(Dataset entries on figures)
↓

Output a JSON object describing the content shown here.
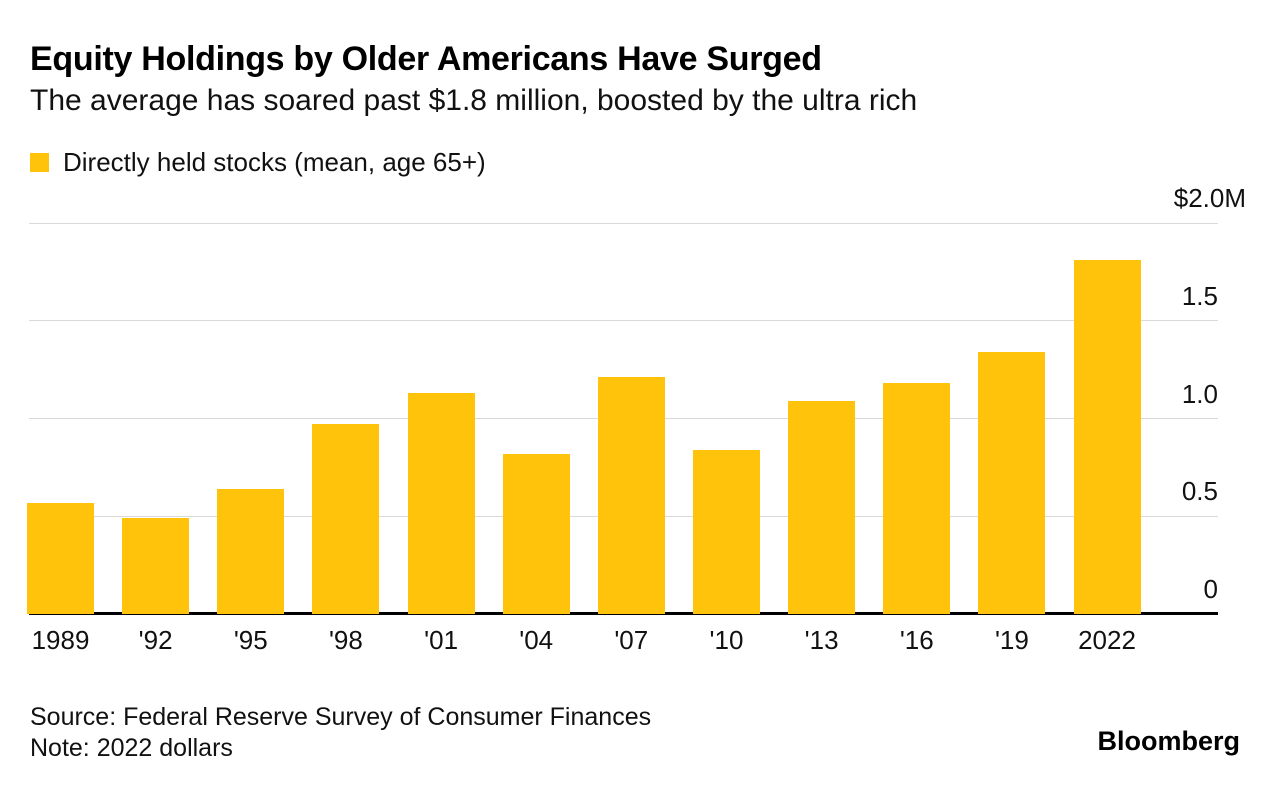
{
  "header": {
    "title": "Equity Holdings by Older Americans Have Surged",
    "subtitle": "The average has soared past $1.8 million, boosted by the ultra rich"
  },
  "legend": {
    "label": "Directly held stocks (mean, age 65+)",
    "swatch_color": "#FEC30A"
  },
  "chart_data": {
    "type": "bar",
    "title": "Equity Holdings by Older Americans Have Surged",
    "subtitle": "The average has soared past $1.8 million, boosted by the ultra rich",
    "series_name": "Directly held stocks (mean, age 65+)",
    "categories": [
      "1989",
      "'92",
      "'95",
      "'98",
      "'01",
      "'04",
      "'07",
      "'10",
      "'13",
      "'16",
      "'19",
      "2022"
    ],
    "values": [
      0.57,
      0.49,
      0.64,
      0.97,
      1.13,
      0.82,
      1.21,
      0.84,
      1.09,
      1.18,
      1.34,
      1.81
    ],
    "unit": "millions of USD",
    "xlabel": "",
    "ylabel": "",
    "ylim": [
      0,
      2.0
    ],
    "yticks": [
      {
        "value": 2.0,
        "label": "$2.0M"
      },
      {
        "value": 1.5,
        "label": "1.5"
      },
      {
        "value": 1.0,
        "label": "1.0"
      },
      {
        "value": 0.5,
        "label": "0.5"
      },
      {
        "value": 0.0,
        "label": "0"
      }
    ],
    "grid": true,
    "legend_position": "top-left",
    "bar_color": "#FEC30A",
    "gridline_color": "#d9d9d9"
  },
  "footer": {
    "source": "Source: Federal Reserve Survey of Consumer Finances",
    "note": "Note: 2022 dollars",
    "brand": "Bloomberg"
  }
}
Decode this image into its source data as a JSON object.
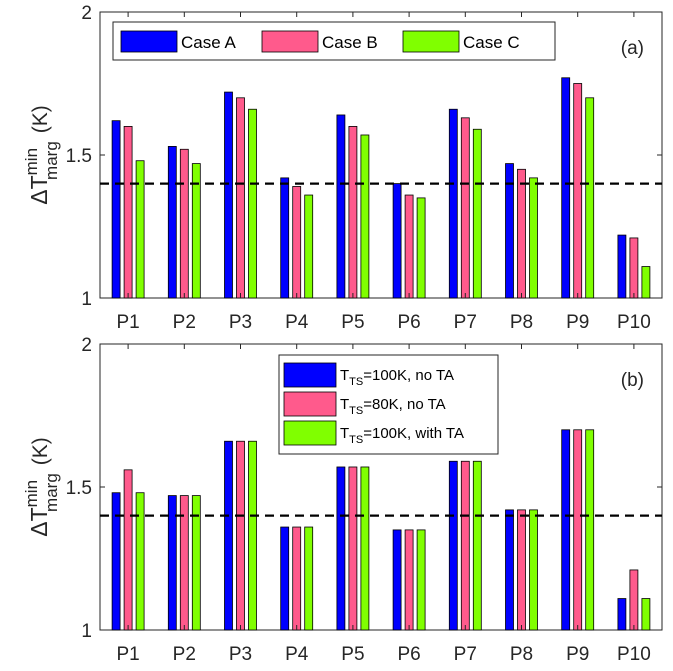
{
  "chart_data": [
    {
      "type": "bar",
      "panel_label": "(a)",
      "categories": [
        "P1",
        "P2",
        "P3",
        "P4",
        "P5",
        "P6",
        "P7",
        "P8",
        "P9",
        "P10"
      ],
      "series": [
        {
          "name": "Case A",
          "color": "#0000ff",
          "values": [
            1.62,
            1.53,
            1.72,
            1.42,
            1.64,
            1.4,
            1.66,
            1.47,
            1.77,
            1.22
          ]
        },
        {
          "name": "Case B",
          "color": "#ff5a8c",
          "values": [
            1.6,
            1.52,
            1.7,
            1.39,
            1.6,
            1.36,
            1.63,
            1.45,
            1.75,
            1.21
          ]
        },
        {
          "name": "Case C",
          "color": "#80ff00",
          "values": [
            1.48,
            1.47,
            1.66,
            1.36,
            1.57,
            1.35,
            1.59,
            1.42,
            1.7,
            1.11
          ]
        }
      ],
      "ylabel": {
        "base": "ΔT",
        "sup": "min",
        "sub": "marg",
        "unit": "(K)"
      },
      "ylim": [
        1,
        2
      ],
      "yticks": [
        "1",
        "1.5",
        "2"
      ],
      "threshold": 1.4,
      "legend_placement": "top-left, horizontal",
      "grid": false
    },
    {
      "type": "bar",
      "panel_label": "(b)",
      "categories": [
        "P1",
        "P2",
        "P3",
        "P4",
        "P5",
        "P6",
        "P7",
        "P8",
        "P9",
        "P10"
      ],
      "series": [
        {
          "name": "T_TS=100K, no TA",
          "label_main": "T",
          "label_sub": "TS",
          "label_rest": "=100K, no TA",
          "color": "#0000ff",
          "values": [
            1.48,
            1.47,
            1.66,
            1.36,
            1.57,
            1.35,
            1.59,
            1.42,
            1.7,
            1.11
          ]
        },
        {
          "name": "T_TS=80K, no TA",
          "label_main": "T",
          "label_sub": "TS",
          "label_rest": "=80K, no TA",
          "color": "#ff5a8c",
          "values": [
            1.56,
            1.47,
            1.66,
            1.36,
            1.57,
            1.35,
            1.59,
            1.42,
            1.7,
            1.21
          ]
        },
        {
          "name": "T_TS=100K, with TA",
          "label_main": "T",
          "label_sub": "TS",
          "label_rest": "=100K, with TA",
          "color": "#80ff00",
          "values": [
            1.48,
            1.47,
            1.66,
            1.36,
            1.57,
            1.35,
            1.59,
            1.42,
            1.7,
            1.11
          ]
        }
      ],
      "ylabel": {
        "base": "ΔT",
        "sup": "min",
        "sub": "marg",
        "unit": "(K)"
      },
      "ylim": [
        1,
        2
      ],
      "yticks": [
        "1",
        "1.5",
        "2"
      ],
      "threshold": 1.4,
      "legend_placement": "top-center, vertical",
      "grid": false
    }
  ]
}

↑

- _Written instruction_:
Restate the whole of the material word for word without the pictures.

- _Reply_:
Output a JSON object describing the content shown here.
{
  "header": {
    "title": "Equity Holdings by Older Americans Have Surged",
    "subtitle": "The average has soared past $1.8 million, boosted by the ultra rich"
  },
  "legend": {
    "label": "Directly held stocks (mean, age 65+)",
    "swatch_color": "#FEC30A"
  },
  "chart_data": {
    "type": "bar",
    "title": "Equity Holdings by Older Americans Have Surged",
    "subtitle": "The average has soared past $1.8 million, boosted by the ultra rich",
    "series_name": "Directly held stocks (mean, age 65+)",
    "categories": [
      "1989",
      "'92",
      "'95",
      "'98",
      "'01",
      "'04",
      "'07",
      "'10",
      "'13",
      "'16",
      "'19",
      "2022"
    ],
    "values": [
      0.57,
      0.49,
      0.64,
      0.97,
      1.13,
      0.82,
      1.21,
      0.84,
      1.09,
      1.18,
      1.34,
      1.81
    ],
    "unit": "millions of USD",
    "xlabel": "",
    "ylabel": "",
    "ylim": [
      0,
      2.0
    ],
    "yticks": [
      {
        "value": 2.0,
        "label": "$2.0M"
      },
      {
        "value": 1.5,
        "label": "1.5"
      },
      {
        "value": 1.0,
        "label": "1.0"
      },
      {
        "value": 0.5,
        "label": "0.5"
      },
      {
        "value": 0.0,
        "label": "0"
      }
    ],
    "grid": true,
    "legend_position": "top-left",
    "bar_color": "#FEC30A",
    "gridline_color": "#d9d9d9"
  },
  "footer": {
    "source": "Source: Federal Reserve Survey of Consumer Finances",
    "note": "Note: 2022 dollars",
    "brand": "Bloomberg"
  }
}
Decode this image into its source data as a JSON object.
{
  "chart_data": [
    {
      "type": "bar",
      "panel_label": "(a)",
      "categories": [
        "P1",
        "P2",
        "P3",
        "P4",
        "P5",
        "P6",
        "P7",
        "P8",
        "P9",
        "P10"
      ],
      "series": [
        {
          "name": "Case A",
          "color": "#0000ff",
          "values": [
            1.62,
            1.53,
            1.72,
            1.42,
            1.64,
            1.4,
            1.66,
            1.47,
            1.77,
            1.22
          ]
        },
        {
          "name": "Case B",
          "color": "#ff5a8c",
          "values": [
            1.6,
            1.52,
            1.7,
            1.39,
            1.6,
            1.36,
            1.63,
            1.45,
            1.75,
            1.21
          ]
        },
        {
          "name": "Case C",
          "color": "#80ff00",
          "values": [
            1.48,
            1.47,
            1.66,
            1.36,
            1.57,
            1.35,
            1.59,
            1.42,
            1.7,
            1.11
          ]
        }
      ],
      "ylabel": {
        "base": "ΔT",
        "sup": "min",
        "sub": "marg",
        "unit": "(K)"
      },
      "ylim": [
        1,
        2
      ],
      "yticks": [
        "1",
        "1.5",
        "2"
      ],
      "threshold": 1.4,
      "legend_placement": "top-left, horizontal",
      "grid": false
    },
    {
      "type": "bar",
      "panel_label": "(b)",
      "categories": [
        "P1",
        "P2",
        "P3",
        "P4",
        "P5",
        "P6",
        "P7",
        "P8",
        "P9",
        "P10"
      ],
      "series": [
        {
          "name": "T_TS=100K, no TA",
          "label_main": "T",
          "label_sub": "TS",
          "label_rest": "=100K, no TA",
          "color": "#0000ff",
          "values": [
            1.48,
            1.47,
            1.66,
            1.36,
            1.57,
            1.35,
            1.59,
            1.42,
            1.7,
            1.11
          ]
        },
        {
          "name": "T_TS=80K, no TA",
          "label_main": "T",
          "label_sub": "TS",
          "label_rest": "=80K, no TA",
          "color": "#ff5a8c",
          "values": [
            1.56,
            1.47,
            1.66,
            1.36,
            1.57,
            1.35,
            1.59,
            1.42,
            1.7,
            1.21
          ]
        },
        {
          "name": "T_TS=100K, with TA",
          "label_main": "T",
          "label_sub": "TS",
          "label_rest": "=100K, with TA",
          "color": "#80ff00",
          "values": [
            1.48,
            1.47,
            1.66,
            1.36,
            1.57,
            1.35,
            1.59,
            1.42,
            1.7,
            1.11
          ]
        }
      ],
      "ylabel": {
        "base": "ΔT",
        "sup": "min",
        "sub": "marg",
        "unit": "(K)"
      },
      "ylim": [
        1,
        2
      ],
      "yticks": [
        "1",
        "1.5",
        "2"
      ],
      "threshold": 1.4,
      "legend_placement": "top-center, vertical",
      "grid": false
    }
  ]
}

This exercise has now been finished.